## REQUIREMENT
Without the pictures, write out all the lines below exactly as they appear.

## Dataset entries
++++++

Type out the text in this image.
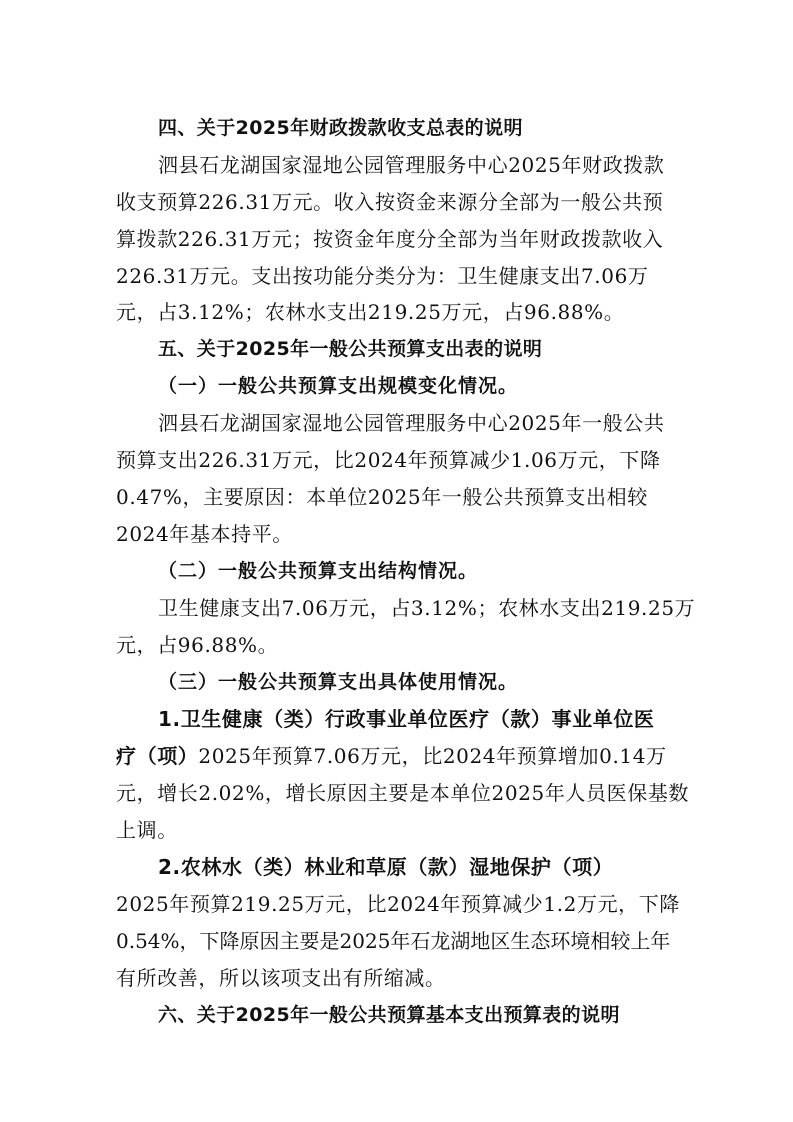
四、关于2025年财政拨款收支总表的说明

泗县石龙湖国家湿地公园管理服务中心2025年财政拨款

收支预算226.31万元。收入按资金来源分全部为一般公共预

算拨款226.31万元；按资金年度分全部为当年财政拨款收入

226.31万元。支出按功能分类分为：卫生健康支出7.06万

元，占3.12%；农林水支出219.25万元，占96.88%。

五、关于2025年一般公共预算支出表的说明

（一）一般公共预算支出规模变化情况。

泗县石龙湖国家湿地公园管理服务中心2025年一般公共

预算支出226.31万元，比2024年预算减少1.06万元，下降

0.47%，主要原因：本单位2025年一般公共预算支出相较

2024年基本持平。

（二）一般公共预算支出结构情况。

卫生健康支出7.06万元，占3.12%；农林水支出219.25万

元，占96.88%。

（三）一般公共预算支出具体使用情况。

1.卫生健康（类）行政事业单位医疗（款）事业单位医

疗（项）2025年预算7.06万元，比2024年预算增加0.14万

元，增长2.02%，增长原因主要是本单位2025年人员医保基数

上调。

2.农林水（类）林业和草原（款）湿地保护（项）

2025年预算219.25万元，比2024年预算减少1.2万元，下降

0.54%，下降原因主要是2025年石龙湖地区生态环境相较上年

有所改善，所以该项支出有所缩减。

六、关于2025年一般公共预算基本支出预算表的说明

++++++

## FINAL ANSWER
Type out the text in this image.
四、关于2025年财政拨款收支总表的说明

泗县石龙湖国家湿地公园管理服务中心2025年财政拨款

收支预算226.31万元。收入按资金来源分全部为一般公共预

算拨款226.31万元；按资金年度分全部为当年财政拨款收入

226.31万元。支出按功能分类分为：卫生健康支出7.06万

元，占3.12%；农林水支出219.25万元，占96.88%。

五、关于2025年一般公共预算支出表的说明

（一）一般公共预算支出规模变化情况。

泗县石龙湖国家湿地公园管理服务中心2025年一般公共

预算支出226.31万元，比2024年预算减少1.06万元，下降

0.47%，主要原因：本单位2025年一般公共预算支出相较

2024年基本持平。

（二）一般公共预算支出结构情况。

卫生健康支出7.06万元，占3.12%；农林水支出219.25万

元，占96.88%。

（三）一般公共预算支出具体使用情况。

1.卫生健康（类）行政事业单位医疗（款）事业单位医

疗（项）2025年预算7.06万元，比2024年预算增加0.14万

元，增长2.02%，增长原因主要是本单位2025年人员医保基数

上调。

2.农林水（类）林业和草原（款）湿地保护（项）

2025年预算219.25万元，比2024年预算减少1.2万元，下降

0.54%，下降原因主要是2025年石龙湖地区生态环境相较上年

有所改善，所以该项支出有所缩减。

六、关于2025年一般公共预算基本支出预算表的说明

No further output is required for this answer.